━━ ROWS
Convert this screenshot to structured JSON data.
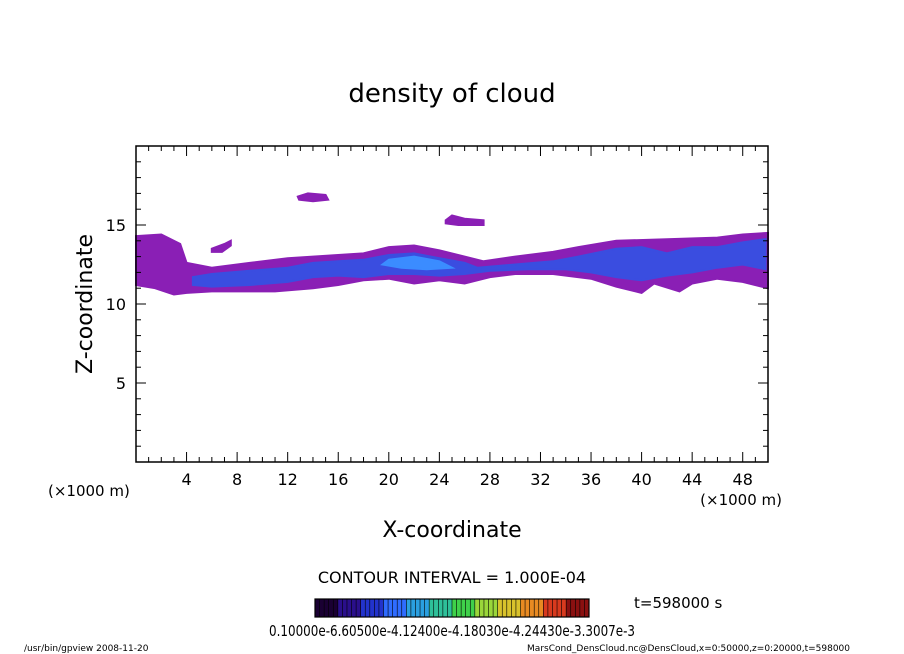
{
  "chart_data": {
    "type": "heatmap",
    "title": "density of cloud",
    "xlabel": "X-coordinate",
    "ylabel": "Z-coordinate",
    "x_unit": "(×1000 m)",
    "x_unit_right": "(×1000 m)",
    "xlim": [
      0,
      50
    ],
    "ylim": [
      0,
      20
    ],
    "x_ticks": [
      4,
      8,
      12,
      16,
      20,
      24,
      28,
      32,
      36,
      40,
      44,
      48
    ],
    "x_tick_labels": [
      "4",
      "8",
      "12",
      "16",
      "20",
      "24",
      "28",
      "32",
      "36",
      "40",
      "44",
      "48"
    ],
    "y_ticks": [
      5,
      10,
      15
    ],
    "y_tick_labels": [
      "5",
      "10",
      "15"
    ],
    "contour_interval_text": "CONTOUR INTERVAL = 1.000E-04",
    "time_text": "t=598000 s",
    "colorbar_labels_text": "0.10000e-6.60500e-4.12400e-4.18030e-4.24430e-3.3007e-3",
    "colorbar_colors": [
      "#1a0033",
      "#2a0f8c",
      "#2233cc",
      "#2f6cff",
      "#2a9fe0",
      "#2ec09a",
      "#3fd14a",
      "#9ad63a",
      "#d8c22c",
      "#e88a22",
      "#d83a1e",
      "#8a1010"
    ],
    "layers": [
      {
        "name": "outer",
        "color": "#8a1fb5",
        "polygon": [
          [
            0,
            14.3
          ],
          [
            2,
            14.4
          ],
          [
            3.5,
            13.8
          ],
          [
            4,
            12.6
          ],
          [
            6,
            12.3
          ],
          [
            9,
            12.6
          ],
          [
            12,
            12.9
          ],
          [
            14,
            13.0
          ],
          [
            18,
            13.2
          ],
          [
            20,
            13.6
          ],
          [
            22,
            13.7
          ],
          [
            24,
            13.4
          ],
          [
            26,
            13.0
          ],
          [
            27.5,
            12.7
          ],
          [
            30,
            13.0
          ],
          [
            33,
            13.3
          ],
          [
            35,
            13.6
          ],
          [
            38,
            14.0
          ],
          [
            42,
            14.1
          ],
          [
            46,
            14.2
          ],
          [
            48,
            14.4
          ],
          [
            50,
            14.5
          ],
          [
            50,
            11.0
          ],
          [
            48,
            11.4
          ],
          [
            46,
            11.6
          ],
          [
            44,
            11.3
          ],
          [
            43,
            10.8
          ],
          [
            41,
            11.3
          ],
          [
            40,
            10.7
          ],
          [
            38,
            11.1
          ],
          [
            36,
            11.6
          ],
          [
            33,
            11.9
          ],
          [
            30,
            11.9
          ],
          [
            28,
            11.7
          ],
          [
            26,
            11.3
          ],
          [
            24,
            11.5
          ],
          [
            22,
            11.3
          ],
          [
            20,
            11.6
          ],
          [
            18,
            11.5
          ],
          [
            16,
            11.2
          ],
          [
            14,
            11.0
          ],
          [
            11,
            10.8
          ],
          [
            8,
            10.8
          ],
          [
            6,
            10.8
          ],
          [
            4,
            10.7
          ],
          [
            3,
            10.6
          ],
          [
            1.5,
            11.0
          ],
          [
            0,
            11.2
          ]
        ]
      },
      {
        "name": "inner",
        "color": "#3a4de0",
        "polygon": [
          [
            4.5,
            11.7
          ],
          [
            6,
            11.9
          ],
          [
            9,
            12.1
          ],
          [
            12,
            12.3
          ],
          [
            14,
            12.6
          ],
          [
            16,
            12.7
          ],
          [
            18,
            12.8
          ],
          [
            20,
            13.1
          ],
          [
            22,
            13.2
          ],
          [
            24,
            12.9
          ],
          [
            26,
            12.6
          ],
          [
            27,
            12.3
          ],
          [
            30,
            12.5
          ],
          [
            33,
            12.7
          ],
          [
            35,
            13.0
          ],
          [
            38,
            13.5
          ],
          [
            40,
            13.6
          ],
          [
            42,
            13.2
          ],
          [
            44,
            13.6
          ],
          [
            46,
            13.6
          ],
          [
            48,
            13.9
          ],
          [
            49.8,
            14.1
          ],
          [
            49.8,
            12.2
          ],
          [
            48,
            12.5
          ],
          [
            46,
            12.3
          ],
          [
            44,
            12.0
          ],
          [
            42,
            11.8
          ],
          [
            40,
            11.5
          ],
          [
            38,
            11.7
          ],
          [
            36,
            12.0
          ],
          [
            34,
            12.2
          ],
          [
            31,
            12.2
          ],
          [
            28,
            12.1
          ],
          [
            26,
            11.9
          ],
          [
            24,
            11.8
          ],
          [
            22,
            11.9
          ],
          [
            20,
            11.9
          ],
          [
            18,
            11.7
          ],
          [
            16,
            11.8
          ],
          [
            14,
            11.7
          ],
          [
            12,
            11.4
          ],
          [
            9,
            11.2
          ],
          [
            6,
            11.1
          ],
          [
            4.5,
            11.2
          ]
        ]
      },
      {
        "name": "core",
        "color": "#3b8cff",
        "polygon": [
          [
            20,
            12.8
          ],
          [
            22,
            13.0
          ],
          [
            24,
            12.7
          ],
          [
            25,
            12.3
          ],
          [
            23,
            12.2
          ],
          [
            21,
            12.3
          ],
          [
            19.5,
            12.5
          ]
        ]
      },
      {
        "name": "isolated-a",
        "color": "#8a1fb5",
        "polygon": [
          [
            12.8,
            16.8
          ],
          [
            13.6,
            17.0
          ],
          [
            15,
            16.9
          ],
          [
            15.2,
            16.6
          ],
          [
            14,
            16.5
          ],
          [
            12.9,
            16.6
          ]
        ]
      },
      {
        "name": "isolated-b",
        "color": "#8a1fb5",
        "polygon": [
          [
            24.5,
            15.3
          ],
          [
            25,
            15.6
          ],
          [
            26,
            15.4
          ],
          [
            27.5,
            15.3
          ],
          [
            27.5,
            15.0
          ],
          [
            25.5,
            15.0
          ],
          [
            24.5,
            15.1
          ]
        ]
      },
      {
        "name": "isolated-c",
        "color": "#8a1fb5",
        "polygon": [
          [
            6,
            13.5
          ],
          [
            7,
            13.8
          ],
          [
            7.5,
            14.0
          ],
          [
            7.5,
            13.7
          ],
          [
            6.8,
            13.3
          ],
          [
            6,
            13.3
          ]
        ]
      }
    ]
  },
  "footer": {
    "left": "/usr/bin/gpview   2008-11-20",
    "right": "MarsCond_DensCloud.nc@DensCloud,x=0:50000,z=0:20000,t=598000"
  }
}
━━━━
● **TASK TO CARRY OUT**:
Transcribe every entry word for word, but omit the pictures.

● **IN RESPONSE**:
Convert this screenshot to structured JSON data.
{
  "chart_data": {
    "type": "heatmap",
    "title": "density of cloud",
    "xlabel": "X-coordinate",
    "ylabel": "Z-coordinate",
    "x_unit": "(×1000 m)",
    "x_unit_right": "(×1000 m)",
    "xlim": [
      0,
      50
    ],
    "ylim": [
      0,
      20
    ],
    "x_ticks": [
      4,
      8,
      12,
      16,
      20,
      24,
      28,
      32,
      36,
      40,
      44,
      48
    ],
    "x_tick_labels": [
      "4",
      "8",
      "12",
      "16",
      "20",
      "24",
      "28",
      "32",
      "36",
      "40",
      "44",
      "48"
    ],
    "y_ticks": [
      5,
      10,
      15
    ],
    "y_tick_labels": [
      "5",
      "10",
      "15"
    ],
    "contour_interval_text": "CONTOUR INTERVAL = 1.000E-04",
    "time_text": "t=598000 s",
    "colorbar_labels_text": "0.10000e-6.60500e-4.12400e-4.18030e-4.24430e-3.3007e-3",
    "colorbar_colors": [
      "#1a0033",
      "#2a0f8c",
      "#2233cc",
      "#2f6cff",
      "#2a9fe0",
      "#2ec09a",
      "#3fd14a",
      "#9ad63a",
      "#d8c22c",
      "#e88a22",
      "#d83a1e",
      "#8a1010"
    ],
    "layers": [
      {
        "name": "outer",
        "color": "#8a1fb5",
        "polygon": [
          [
            0,
            14.3
          ],
          [
            2,
            14.4
          ],
          [
            3.5,
            13.8
          ],
          [
            4,
            12.6
          ],
          [
            6,
            12.3
          ],
          [
            9,
            12.6
          ],
          [
            12,
            12.9
          ],
          [
            14,
            13.0
          ],
          [
            18,
            13.2
          ],
          [
            20,
            13.6
          ],
          [
            22,
            13.7
          ],
          [
            24,
            13.4
          ],
          [
            26,
            13.0
          ],
          [
            27.5,
            12.7
          ],
          [
            30,
            13.0
          ],
          [
            33,
            13.3
          ],
          [
            35,
            13.6
          ],
          [
            38,
            14.0
          ],
          [
            42,
            14.1
          ],
          [
            46,
            14.2
          ],
          [
            48,
            14.4
          ],
          [
            50,
            14.5
          ],
          [
            50,
            11.0
          ],
          [
            48,
            11.4
          ],
          [
            46,
            11.6
          ],
          [
            44,
            11.3
          ],
          [
            43,
            10.8
          ],
          [
            41,
            11.3
          ],
          [
            40,
            10.7
          ],
          [
            38,
            11.1
          ],
          [
            36,
            11.6
          ],
          [
            33,
            11.9
          ],
          [
            30,
            11.9
          ],
          [
            28,
            11.7
          ],
          [
            26,
            11.3
          ],
          [
            24,
            11.5
          ],
          [
            22,
            11.3
          ],
          [
            20,
            11.6
          ],
          [
            18,
            11.5
          ],
          [
            16,
            11.2
          ],
          [
            14,
            11.0
          ],
          [
            11,
            10.8
          ],
          [
            8,
            10.8
          ],
          [
            6,
            10.8
          ],
          [
            4,
            10.7
          ],
          [
            3,
            10.6
          ],
          [
            1.5,
            11.0
          ],
          [
            0,
            11.2
          ]
        ]
      },
      {
        "name": "inner",
        "color": "#3a4de0",
        "polygon": [
          [
            4.5,
            11.7
          ],
          [
            6,
            11.9
          ],
          [
            9,
            12.1
          ],
          [
            12,
            12.3
          ],
          [
            14,
            12.6
          ],
          [
            16,
            12.7
          ],
          [
            18,
            12.8
          ],
          [
            20,
            13.1
          ],
          [
            22,
            13.2
          ],
          [
            24,
            12.9
          ],
          [
            26,
            12.6
          ],
          [
            27,
            12.3
          ],
          [
            30,
            12.5
          ],
          [
            33,
            12.7
          ],
          [
            35,
            13.0
          ],
          [
            38,
            13.5
          ],
          [
            40,
            13.6
          ],
          [
            42,
            13.2
          ],
          [
            44,
            13.6
          ],
          [
            46,
            13.6
          ],
          [
            48,
            13.9
          ],
          [
            49.8,
            14.1
          ],
          [
            49.8,
            12.2
          ],
          [
            48,
            12.5
          ],
          [
            46,
            12.3
          ],
          [
            44,
            12.0
          ],
          [
            42,
            11.8
          ],
          [
            40,
            11.5
          ],
          [
            38,
            11.7
          ],
          [
            36,
            12.0
          ],
          [
            34,
            12.2
          ],
          [
            31,
            12.2
          ],
          [
            28,
            12.1
          ],
          [
            26,
            11.9
          ],
          [
            24,
            11.8
          ],
          [
            22,
            11.9
          ],
          [
            20,
            11.9
          ],
          [
            18,
            11.7
          ],
          [
            16,
            11.8
          ],
          [
            14,
            11.7
          ],
          [
            12,
            11.4
          ],
          [
            9,
            11.2
          ],
          [
            6,
            11.1
          ],
          [
            4.5,
            11.2
          ]
        ]
      },
      {
        "name": "core",
        "color": "#3b8cff",
        "polygon": [
          [
            20,
            12.8
          ],
          [
            22,
            13.0
          ],
          [
            24,
            12.7
          ],
          [
            25,
            12.3
          ],
          [
            23,
            12.2
          ],
          [
            21,
            12.3
          ],
          [
            19.5,
            12.5
          ]
        ]
      },
      {
        "name": "isolated-a",
        "color": "#8a1fb5",
        "polygon": [
          [
            12.8,
            16.8
          ],
          [
            13.6,
            17.0
          ],
          [
            15,
            16.9
          ],
          [
            15.2,
            16.6
          ],
          [
            14,
            16.5
          ],
          [
            12.9,
            16.6
          ]
        ]
      },
      {
        "name": "isolated-b",
        "color": "#8a1fb5",
        "polygon": [
          [
            24.5,
            15.3
          ],
          [
            25,
            15.6
          ],
          [
            26,
            15.4
          ],
          [
            27.5,
            15.3
          ],
          [
            27.5,
            15.0
          ],
          [
            25.5,
            15.0
          ],
          [
            24.5,
            15.1
          ]
        ]
      },
      {
        "name": "isolated-c",
        "color": "#8a1fb5",
        "polygon": [
          [
            6,
            13.5
          ],
          [
            7,
            13.8
          ],
          [
            7.5,
            14.0
          ],
          [
            7.5,
            13.7
          ],
          [
            6.8,
            13.3
          ],
          [
            6,
            13.3
          ]
        ]
      }
    ]
  },
  "footer": {
    "left": "/usr/bin/gpview   2008-11-20",
    "right": "MarsCond_DensCloud.nc@DensCloud,x=0:50000,z=0:20000,t=598000"
  }
}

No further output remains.